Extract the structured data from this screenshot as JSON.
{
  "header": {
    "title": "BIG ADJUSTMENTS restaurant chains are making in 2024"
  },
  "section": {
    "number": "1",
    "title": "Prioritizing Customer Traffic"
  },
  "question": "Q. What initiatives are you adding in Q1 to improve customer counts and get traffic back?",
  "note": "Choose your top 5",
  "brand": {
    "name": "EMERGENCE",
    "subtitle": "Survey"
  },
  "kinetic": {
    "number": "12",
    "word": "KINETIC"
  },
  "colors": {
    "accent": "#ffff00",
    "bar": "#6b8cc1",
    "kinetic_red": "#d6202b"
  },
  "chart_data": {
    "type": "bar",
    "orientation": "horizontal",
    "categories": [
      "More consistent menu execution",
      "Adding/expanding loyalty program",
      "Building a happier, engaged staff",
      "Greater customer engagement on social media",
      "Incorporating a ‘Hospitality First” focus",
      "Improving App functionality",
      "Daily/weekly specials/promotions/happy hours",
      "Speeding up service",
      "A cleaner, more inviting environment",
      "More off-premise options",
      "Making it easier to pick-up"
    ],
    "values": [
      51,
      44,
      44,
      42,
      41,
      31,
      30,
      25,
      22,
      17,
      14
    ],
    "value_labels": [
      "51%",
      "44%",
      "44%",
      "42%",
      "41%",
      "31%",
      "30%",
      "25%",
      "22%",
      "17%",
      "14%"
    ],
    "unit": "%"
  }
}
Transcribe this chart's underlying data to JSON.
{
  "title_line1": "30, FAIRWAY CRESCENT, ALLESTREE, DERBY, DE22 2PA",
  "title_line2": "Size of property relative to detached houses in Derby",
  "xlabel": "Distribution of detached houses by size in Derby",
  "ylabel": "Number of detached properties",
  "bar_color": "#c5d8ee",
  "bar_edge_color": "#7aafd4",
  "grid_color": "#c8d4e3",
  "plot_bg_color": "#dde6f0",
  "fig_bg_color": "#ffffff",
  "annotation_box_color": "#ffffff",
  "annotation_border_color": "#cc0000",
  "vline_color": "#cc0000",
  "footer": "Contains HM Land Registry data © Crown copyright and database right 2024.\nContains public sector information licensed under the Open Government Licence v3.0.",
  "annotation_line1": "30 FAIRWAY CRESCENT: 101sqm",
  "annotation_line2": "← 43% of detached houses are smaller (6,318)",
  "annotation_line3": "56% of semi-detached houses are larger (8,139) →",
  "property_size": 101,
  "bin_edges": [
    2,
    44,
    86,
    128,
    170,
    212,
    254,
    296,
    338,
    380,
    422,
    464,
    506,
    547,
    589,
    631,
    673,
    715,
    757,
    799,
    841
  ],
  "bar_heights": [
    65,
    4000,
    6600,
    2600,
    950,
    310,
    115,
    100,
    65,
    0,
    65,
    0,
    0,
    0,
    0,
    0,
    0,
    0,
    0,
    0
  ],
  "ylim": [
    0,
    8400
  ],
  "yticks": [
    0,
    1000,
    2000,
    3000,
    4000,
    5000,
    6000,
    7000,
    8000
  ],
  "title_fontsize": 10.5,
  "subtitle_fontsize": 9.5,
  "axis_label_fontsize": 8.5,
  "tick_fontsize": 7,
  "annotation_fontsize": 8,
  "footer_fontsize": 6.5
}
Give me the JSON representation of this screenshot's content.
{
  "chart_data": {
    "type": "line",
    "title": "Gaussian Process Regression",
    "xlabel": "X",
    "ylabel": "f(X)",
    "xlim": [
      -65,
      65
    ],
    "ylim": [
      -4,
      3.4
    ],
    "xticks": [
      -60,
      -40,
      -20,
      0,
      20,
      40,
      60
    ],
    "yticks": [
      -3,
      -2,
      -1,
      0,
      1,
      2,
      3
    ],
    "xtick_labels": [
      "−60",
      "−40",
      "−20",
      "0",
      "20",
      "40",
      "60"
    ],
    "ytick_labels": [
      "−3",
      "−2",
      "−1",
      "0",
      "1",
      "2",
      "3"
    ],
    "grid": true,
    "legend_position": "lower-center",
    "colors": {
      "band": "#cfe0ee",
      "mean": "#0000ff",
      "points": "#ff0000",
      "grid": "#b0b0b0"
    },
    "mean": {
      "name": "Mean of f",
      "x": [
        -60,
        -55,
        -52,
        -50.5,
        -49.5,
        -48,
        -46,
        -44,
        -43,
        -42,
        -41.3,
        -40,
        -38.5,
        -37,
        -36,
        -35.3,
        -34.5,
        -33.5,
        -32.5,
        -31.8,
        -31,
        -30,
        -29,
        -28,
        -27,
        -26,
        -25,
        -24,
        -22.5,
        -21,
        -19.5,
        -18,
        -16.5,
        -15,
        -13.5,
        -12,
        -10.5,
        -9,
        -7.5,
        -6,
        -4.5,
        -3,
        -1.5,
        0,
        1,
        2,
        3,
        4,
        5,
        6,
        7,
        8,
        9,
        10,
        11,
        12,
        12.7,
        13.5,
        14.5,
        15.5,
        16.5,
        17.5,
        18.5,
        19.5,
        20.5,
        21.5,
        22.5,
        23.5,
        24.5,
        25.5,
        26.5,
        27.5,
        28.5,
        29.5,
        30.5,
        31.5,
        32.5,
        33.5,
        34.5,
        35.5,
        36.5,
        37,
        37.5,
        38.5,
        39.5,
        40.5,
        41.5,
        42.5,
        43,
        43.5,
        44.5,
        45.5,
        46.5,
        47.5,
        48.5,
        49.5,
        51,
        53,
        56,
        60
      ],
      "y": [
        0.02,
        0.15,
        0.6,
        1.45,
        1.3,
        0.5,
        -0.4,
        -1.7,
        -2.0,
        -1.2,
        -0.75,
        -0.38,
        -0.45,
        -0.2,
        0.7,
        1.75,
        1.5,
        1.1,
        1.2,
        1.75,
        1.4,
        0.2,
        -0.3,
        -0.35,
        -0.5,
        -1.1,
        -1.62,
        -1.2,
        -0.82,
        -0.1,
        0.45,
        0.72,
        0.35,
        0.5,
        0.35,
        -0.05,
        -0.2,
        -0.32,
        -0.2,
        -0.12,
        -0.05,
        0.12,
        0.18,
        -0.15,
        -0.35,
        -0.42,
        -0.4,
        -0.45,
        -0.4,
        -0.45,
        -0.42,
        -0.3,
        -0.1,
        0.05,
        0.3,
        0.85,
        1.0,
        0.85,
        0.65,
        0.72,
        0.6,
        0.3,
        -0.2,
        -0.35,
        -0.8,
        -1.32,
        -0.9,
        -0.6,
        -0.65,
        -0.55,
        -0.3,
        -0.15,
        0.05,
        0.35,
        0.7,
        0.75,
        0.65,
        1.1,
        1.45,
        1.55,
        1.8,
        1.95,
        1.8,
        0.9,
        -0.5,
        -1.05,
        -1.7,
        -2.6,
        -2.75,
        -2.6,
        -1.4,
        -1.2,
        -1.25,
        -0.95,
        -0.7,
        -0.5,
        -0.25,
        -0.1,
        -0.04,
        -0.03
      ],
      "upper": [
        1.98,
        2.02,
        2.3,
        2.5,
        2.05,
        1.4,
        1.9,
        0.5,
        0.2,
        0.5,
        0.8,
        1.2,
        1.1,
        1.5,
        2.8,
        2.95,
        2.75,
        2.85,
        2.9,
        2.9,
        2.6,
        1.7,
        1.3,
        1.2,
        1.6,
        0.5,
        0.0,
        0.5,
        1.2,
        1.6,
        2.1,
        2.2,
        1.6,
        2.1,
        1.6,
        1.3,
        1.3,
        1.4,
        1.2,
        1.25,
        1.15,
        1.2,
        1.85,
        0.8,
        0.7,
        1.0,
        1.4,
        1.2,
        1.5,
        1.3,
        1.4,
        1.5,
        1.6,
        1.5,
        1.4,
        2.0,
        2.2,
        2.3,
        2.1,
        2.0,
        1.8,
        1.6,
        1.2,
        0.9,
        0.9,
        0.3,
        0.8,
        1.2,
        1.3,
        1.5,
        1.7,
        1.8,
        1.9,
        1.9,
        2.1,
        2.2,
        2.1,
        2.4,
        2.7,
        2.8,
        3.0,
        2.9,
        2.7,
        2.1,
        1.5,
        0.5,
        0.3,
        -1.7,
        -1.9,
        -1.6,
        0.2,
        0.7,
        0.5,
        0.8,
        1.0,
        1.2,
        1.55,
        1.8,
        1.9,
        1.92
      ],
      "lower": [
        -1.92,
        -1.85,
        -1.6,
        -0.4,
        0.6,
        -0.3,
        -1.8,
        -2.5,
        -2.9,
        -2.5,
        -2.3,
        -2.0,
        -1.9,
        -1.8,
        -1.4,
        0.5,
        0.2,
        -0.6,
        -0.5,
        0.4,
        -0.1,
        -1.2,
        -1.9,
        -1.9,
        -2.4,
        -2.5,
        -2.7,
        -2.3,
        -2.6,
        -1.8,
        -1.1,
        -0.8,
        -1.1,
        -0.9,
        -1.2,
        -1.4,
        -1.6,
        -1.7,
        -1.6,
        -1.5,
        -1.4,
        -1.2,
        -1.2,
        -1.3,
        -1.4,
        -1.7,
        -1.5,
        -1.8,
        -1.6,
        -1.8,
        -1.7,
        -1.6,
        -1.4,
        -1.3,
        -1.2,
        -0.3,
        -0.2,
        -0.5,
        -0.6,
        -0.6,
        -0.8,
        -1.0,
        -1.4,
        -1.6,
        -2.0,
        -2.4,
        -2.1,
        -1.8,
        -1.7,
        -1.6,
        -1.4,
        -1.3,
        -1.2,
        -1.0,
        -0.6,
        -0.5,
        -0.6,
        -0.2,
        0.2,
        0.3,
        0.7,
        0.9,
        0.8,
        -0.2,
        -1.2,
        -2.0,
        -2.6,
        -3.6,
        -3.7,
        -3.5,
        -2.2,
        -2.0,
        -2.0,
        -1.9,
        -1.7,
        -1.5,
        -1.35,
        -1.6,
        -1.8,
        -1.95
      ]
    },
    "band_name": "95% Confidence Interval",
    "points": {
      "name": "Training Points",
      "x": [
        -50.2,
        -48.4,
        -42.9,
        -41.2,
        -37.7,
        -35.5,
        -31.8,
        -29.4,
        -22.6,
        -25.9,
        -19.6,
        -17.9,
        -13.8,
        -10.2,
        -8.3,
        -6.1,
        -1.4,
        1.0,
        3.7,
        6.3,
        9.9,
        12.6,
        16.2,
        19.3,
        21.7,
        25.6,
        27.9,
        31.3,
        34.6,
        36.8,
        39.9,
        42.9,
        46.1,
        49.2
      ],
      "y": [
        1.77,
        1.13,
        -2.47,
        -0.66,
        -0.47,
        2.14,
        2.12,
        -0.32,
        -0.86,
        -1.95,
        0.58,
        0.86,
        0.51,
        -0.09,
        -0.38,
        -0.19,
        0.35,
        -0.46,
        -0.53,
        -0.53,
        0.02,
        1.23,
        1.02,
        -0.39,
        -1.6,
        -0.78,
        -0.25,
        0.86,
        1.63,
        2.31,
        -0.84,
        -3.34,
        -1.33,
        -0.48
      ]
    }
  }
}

+---+

AIM >> Gather each line from the entries above that includes the word "screenshot".

EXERCISE RESPONSE >>
Extract the structured data from this screenshot as JSON.
Give me the JSON representation of this screenshot's content.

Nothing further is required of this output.